(Recorded data)
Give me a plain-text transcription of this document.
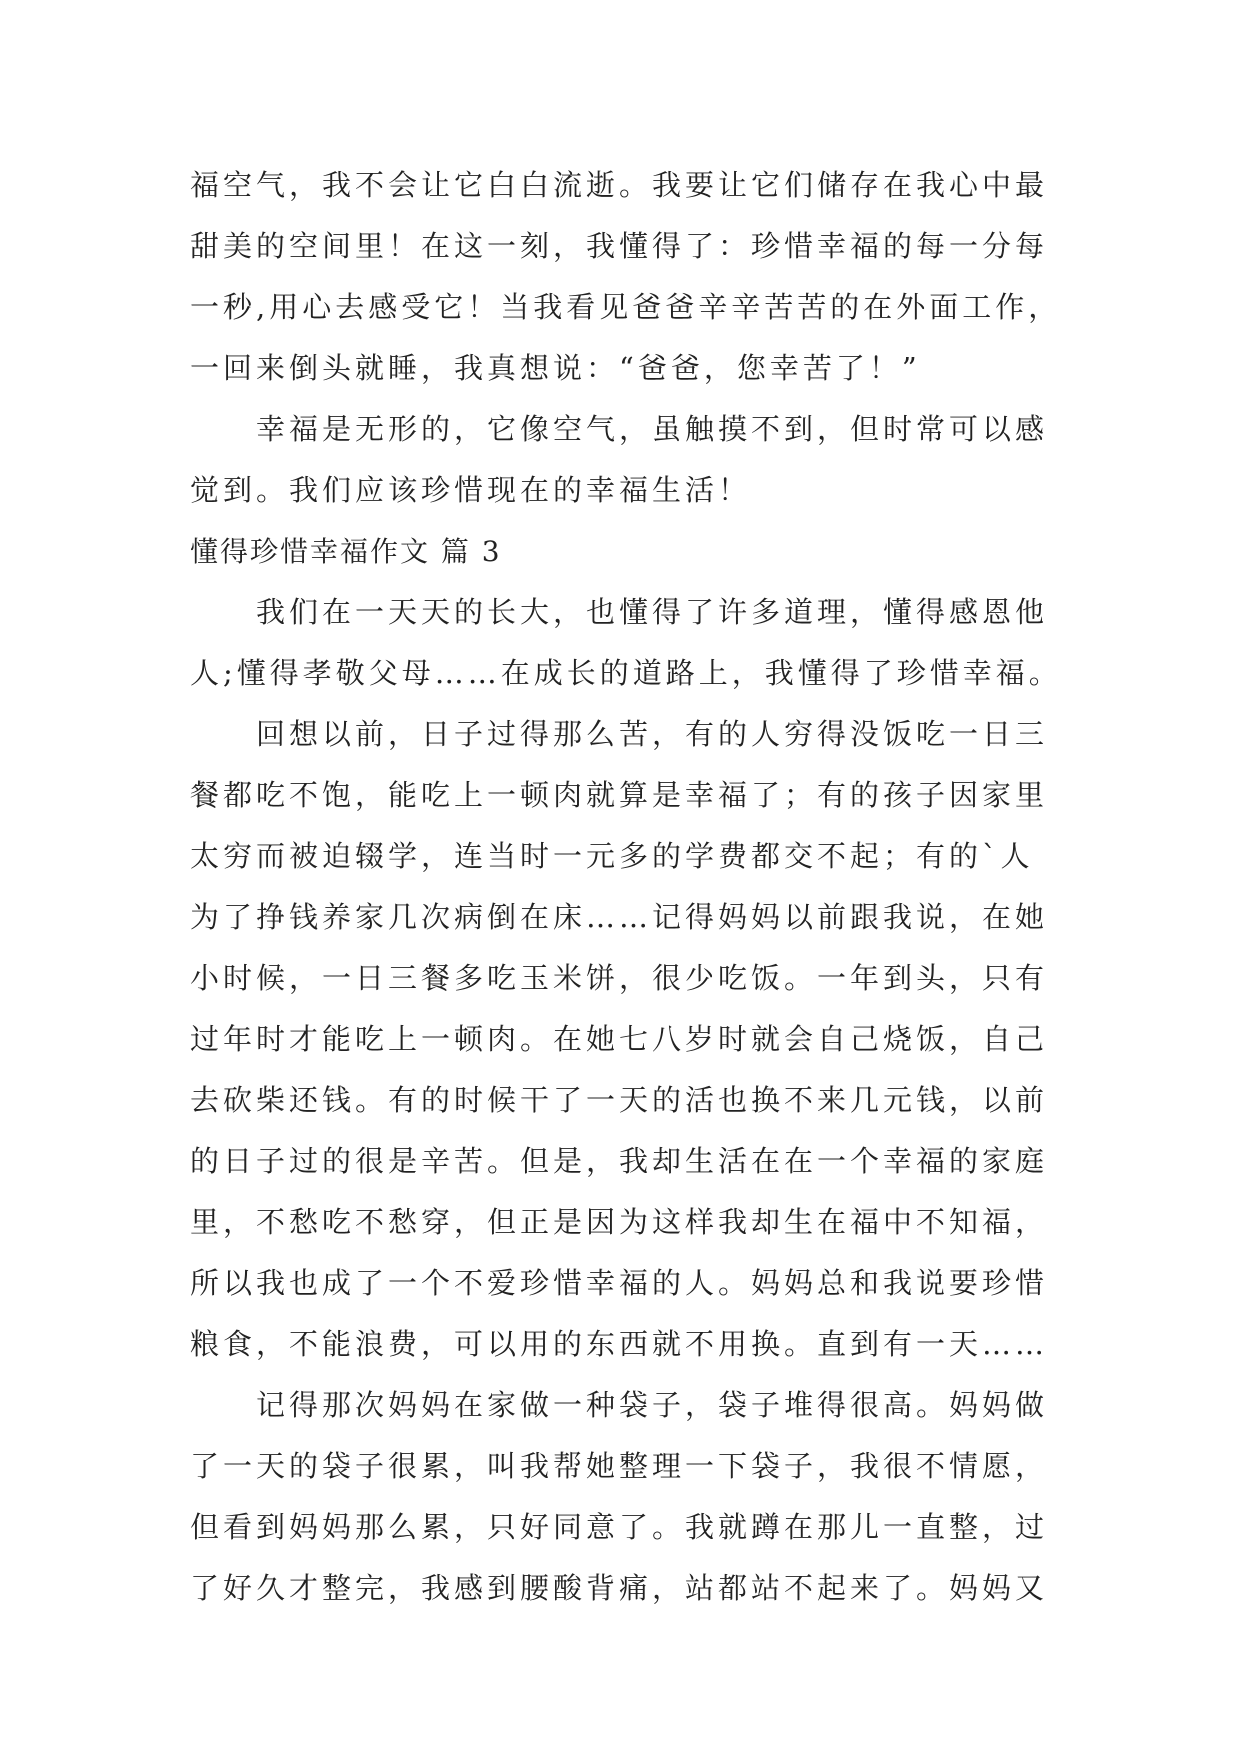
福空气，我不会让它白白流逝。我要让它们储存在我心中最
甜美的空间里！在这一刻，我懂得了：珍惜幸福的每一分每
一秒,用心去感受它！当我看见爸爸辛辛苦苦的在外面工作，
一回来倒头就睡，我真想说：“爸爸，您幸苦了！”
幸福是无形的，它像空气，虽触摸不到，但时常可以感
觉到。我们应该珍惜现在的幸福生活！
懂得珍惜幸福作文 篇 3
我们在一天天的长大，也懂得了许多道理，懂得感恩他
人;懂得孝敬父母……在成长的道路上，我懂得了珍惜幸福。
回想以前，日子过得那么苦，有的人穷得没饭吃一日三
餐都吃不饱，能吃上一顿肉就算是幸福了；有的孩子因家里
太穷而被迫辍学，连当时一元多的学费都交不起；有的`人
为了挣钱养家几次病倒在床……记得妈妈以前跟我说，在她
小时候，一日三餐多吃玉米饼，很少吃饭。一年到头，只有
过年时才能吃上一顿肉。在她七八岁时就会自己烧饭，自己
去砍柴还钱。有的时候干了一天的活也换不来几元钱，以前
的日子过的很是辛苦。但是，我却生活在在一个幸福的家庭
里，不愁吃不愁穿，但正是因为这样我却生在福中不知福，
所以我也成了一个不爱珍惜幸福的人。妈妈总和我说要珍惜
粮食，不能浪费，可以用的东西就不用换。直到有一天……
记得那次妈妈在家做一种袋子，袋子堆得很高。妈妈做
了一天的袋子很累，叫我帮她整理一下袋子，我很不情愿，
但看到妈妈那么累，只好同意了。我就蹲在那儿一直整，过
了好久才整完，我感到腰酸背痛，站都站不起来了。妈妈又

** WORK INSTRUCTIONS **
Quote the records in their entirety, keeping the wording exact and excluding pictures.

** THE RESPONSE **
Give me a plain-text transcription of this document.
福空气，我不会让它白白流逝。我要让它们储存在我心中最
甜美的空间里！在这一刻，我懂得了：珍惜幸福的每一分每
一秒,用心去感受它！当我看见爸爸辛辛苦苦的在外面工作，
一回来倒头就睡，我真想说：“爸爸，您幸苦了！”
幸福是无形的，它像空气，虽触摸不到，但时常可以感
觉到。我们应该珍惜现在的幸福生活！
懂得珍惜幸福作文 篇 3
我们在一天天的长大，也懂得了许多道理，懂得感恩他
人;懂得孝敬父母……在成长的道路上，我懂得了珍惜幸福。
回想以前，日子过得那么苦，有的人穷得没饭吃一日三
餐都吃不饱，能吃上一顿肉就算是幸福了；有的孩子因家里
太穷而被迫辍学，连当时一元多的学费都交不起；有的`人
为了挣钱养家几次病倒在床……记得妈妈以前跟我说，在她
小时候，一日三餐多吃玉米饼，很少吃饭。一年到头，只有
过年时才能吃上一顿肉。在她七八岁时就会自己烧饭，自己
去砍柴还钱。有的时候干了一天的活也换不来几元钱，以前
的日子过的很是辛苦。但是，我却生活在在一个幸福的家庭
里，不愁吃不愁穿，但正是因为这样我却生在福中不知福，
所以我也成了一个不爱珍惜幸福的人。妈妈总和我说要珍惜
粮食，不能浪费，可以用的东西就不用换。直到有一天……
记得那次妈妈在家做一种袋子，袋子堆得很高。妈妈做
了一天的袋子很累，叫我帮她整理一下袋子，我很不情愿，
但看到妈妈那么累，只好同意了。我就蹲在那儿一直整，过
了好久才整完，我感到腰酸背痛，站都站不起来了。妈妈又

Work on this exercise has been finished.